> [AUFGABENLISTE]:
1. Wie viel Prozent der Arbeitsplätze eines Unternehmens müssen laut dem Text über die Schwerbehindertenvertretung mit Schwerbehinderten besetzt werden?
2. Schreiben Sie aus dem Text über die Schwerbehindertenvertretung den Abschnitt wortgetreu ab, der mit den Worten „Hiltrud Weiß-Trocchi hat“ beginnt und mit „vor enorme Herausforderungen.“ endet.
3. Prüfen Sie, ob die Aussagen (a), (b) und (c) mit dem Text über die Schwerbehindertenvertretung übereinstimmen. Antworten Sie jeweils mit Ja oder Nein, und zitieren Sie die entscheidenden Worte des Textes.
(a) Hiltrud Weiß-Trocchi hat einen Grad der Behinderung von 50.
(b) Eine Schwerbehindertenvertretung sollte in jedem Betrieb mit mindestens zehn schwerbehinderten Beschäftigten gewählt werden.
(c) Die Zahl der Betroffenen steigt jedes Jahr um über 100.000 Personen.

> [VORLIEGENDER TEXT]:
○ ○ ○ ○ ○ ○ ○

Hiltrud Weiß-Trocchi hat einen Grad der Behinderung von 50. Sie ist somit schwerbehindert. Die Ärztin und Psychotherapeutin leidet seit Jahren an einer Multiplen Sklerose. Spastische, krampfartige Lähmungen und Koordinationsstörungen prägen anfangs das Krankheitsbild. Sie beeinflussen das tägliche Leben und stellen Betroffene wie Hiltrud Weiß-Trocchi vor enorme Herausforderungen.

Schwerbehindertenvertretung: Sicheres Begleiten auf schwerem Weg

Ein „normales“, unbeschwertes Dasein ist ihr nicht möglich. Privat wie am Arbeitsplatz. Die Zahl derer, die das betrifft, steigt beständig an. Pro Jahr um über 100.000 Personen. Die erste Anlaufstelle für Betroffene, wie Hiltrud Weiß-Trocchi, ist im Betrieb häufig die Schwerbehindertenvertretung, welche in jedem Betrieb mit mindestens fünf schwerbehinderten oder ihnen gleichgestellten Beschäftigten gewählt werden sollte. Vorrangige Aufgabe dieser Interessensvertretung ist es, die Eingliederung schwerbehinderter Menschen in der Dienststelle zu fördern. Sie vertritt deren Interessen in der Dienststelle und steht ihnen beratend und helfend zur Seite. Damit wird sie zum wichtigen Bindeglied zwischen dem Betroffenen, dem Arbeitgeber, dem Betriebsrat, aber auch unterstützenden Stellen wie Rentenversicherungsträger oder Integrationsamt. „Der Gesetzgeber hat festgelegt, dass fünf Prozent der Arbeitsplätze eines Unternehmens durch Schwerbehinderte zu besetzen sind. Das gilt auch für den Helios Klinikstandort in Leipzig“, verdeutlicht Heike Dressler. Als Schwerbehindertenvertretung für das Herzzentrum Leipzig und Gesamtvertretung für das Helios Unternehmen kennt sie die Rechte Schwerbehinderter, aber auch deren Sorgen und Nöte nur zu gut. „Oft sind es schon kleine Dinge, mit denen man viel erreichen kann. Eine bessere Lichtquelle, ein größerer Bildschirm, Umgestaltungen am Arbeitsplatz oder in der Arbeitsorganisation“, erläutert sie.

○ ○ ○ ○ ○ ○ ○

> [UNTERSUCHTE DATEN]:
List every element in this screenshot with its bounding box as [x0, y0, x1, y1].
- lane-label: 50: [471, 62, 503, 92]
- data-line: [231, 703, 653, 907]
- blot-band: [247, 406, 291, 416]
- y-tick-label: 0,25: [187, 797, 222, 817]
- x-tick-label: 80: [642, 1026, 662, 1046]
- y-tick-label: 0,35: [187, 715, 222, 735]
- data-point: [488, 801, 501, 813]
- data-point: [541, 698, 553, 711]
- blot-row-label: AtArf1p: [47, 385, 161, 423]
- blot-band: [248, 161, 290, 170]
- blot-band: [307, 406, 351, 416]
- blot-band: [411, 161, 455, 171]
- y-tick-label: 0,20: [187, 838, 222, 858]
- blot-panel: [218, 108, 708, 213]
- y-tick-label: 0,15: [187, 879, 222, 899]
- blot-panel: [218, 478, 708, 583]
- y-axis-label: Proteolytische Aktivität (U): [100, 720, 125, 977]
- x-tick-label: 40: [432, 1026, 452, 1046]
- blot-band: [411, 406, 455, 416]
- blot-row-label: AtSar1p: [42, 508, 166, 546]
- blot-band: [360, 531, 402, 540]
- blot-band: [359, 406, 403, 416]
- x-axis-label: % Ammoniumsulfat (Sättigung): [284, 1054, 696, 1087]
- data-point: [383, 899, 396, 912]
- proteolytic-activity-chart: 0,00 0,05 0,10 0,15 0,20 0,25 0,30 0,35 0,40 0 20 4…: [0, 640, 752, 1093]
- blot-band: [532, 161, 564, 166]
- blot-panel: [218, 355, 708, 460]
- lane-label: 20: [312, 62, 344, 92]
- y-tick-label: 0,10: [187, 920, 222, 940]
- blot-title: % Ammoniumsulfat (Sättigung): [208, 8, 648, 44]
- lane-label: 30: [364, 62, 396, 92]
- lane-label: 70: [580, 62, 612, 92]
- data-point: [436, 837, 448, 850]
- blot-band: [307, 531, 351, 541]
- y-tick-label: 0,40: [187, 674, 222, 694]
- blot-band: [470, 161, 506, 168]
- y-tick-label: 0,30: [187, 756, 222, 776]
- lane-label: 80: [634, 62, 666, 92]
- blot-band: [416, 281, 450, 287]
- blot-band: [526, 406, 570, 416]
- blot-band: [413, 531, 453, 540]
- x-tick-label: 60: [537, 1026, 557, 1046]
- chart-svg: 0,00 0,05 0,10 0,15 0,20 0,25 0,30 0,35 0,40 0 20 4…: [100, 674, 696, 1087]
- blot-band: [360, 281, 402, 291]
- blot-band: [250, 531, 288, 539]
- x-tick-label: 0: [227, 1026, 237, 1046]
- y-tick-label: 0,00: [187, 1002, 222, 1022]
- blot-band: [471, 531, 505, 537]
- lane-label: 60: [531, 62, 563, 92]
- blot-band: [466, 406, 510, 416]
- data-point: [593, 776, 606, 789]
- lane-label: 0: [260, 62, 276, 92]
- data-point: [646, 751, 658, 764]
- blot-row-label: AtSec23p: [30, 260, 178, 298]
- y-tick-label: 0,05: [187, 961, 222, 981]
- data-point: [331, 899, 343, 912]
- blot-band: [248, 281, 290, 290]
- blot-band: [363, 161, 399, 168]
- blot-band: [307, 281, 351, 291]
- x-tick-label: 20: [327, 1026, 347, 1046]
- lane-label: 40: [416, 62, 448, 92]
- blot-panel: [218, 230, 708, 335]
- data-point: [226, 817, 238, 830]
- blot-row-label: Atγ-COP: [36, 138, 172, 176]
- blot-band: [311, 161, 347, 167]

○ ○ ○ ○ ○ ○ ○

> [LÖSUNGEN ZUR ÜBUNG]:
1. Fünf Prozent.

2.
Hiltrud Weiß-Trocchi hat einen Grad der Behinderung von 50. Sie ist somit schwerbehindert. Die Ärztin und Psychotherapeutin leidet seit Jahren an einer Multiplen Sklerose. Spastische, krampfartige Lähmungen und Koordinationsstörungen prägen anfangs das Krankheitsbild. Sie beeinflussen das tägliche Leben und stellen Betroffene wie Hiltrud Weiß-Trocchi vor enorme Herausforderungen.

3.
(a) Ja: „Hiltrud Weiß-Trocchi hat einen Grad der Behinderung von 50.“
(b) Nein: „in jedem Betrieb mit mindestens fünf schwerbehinderten oder ihnen gleichgestellten Beschäftigten gewählt werden sollte“
(c) Ja: „Pro Jahr um über 100.000 Personen.“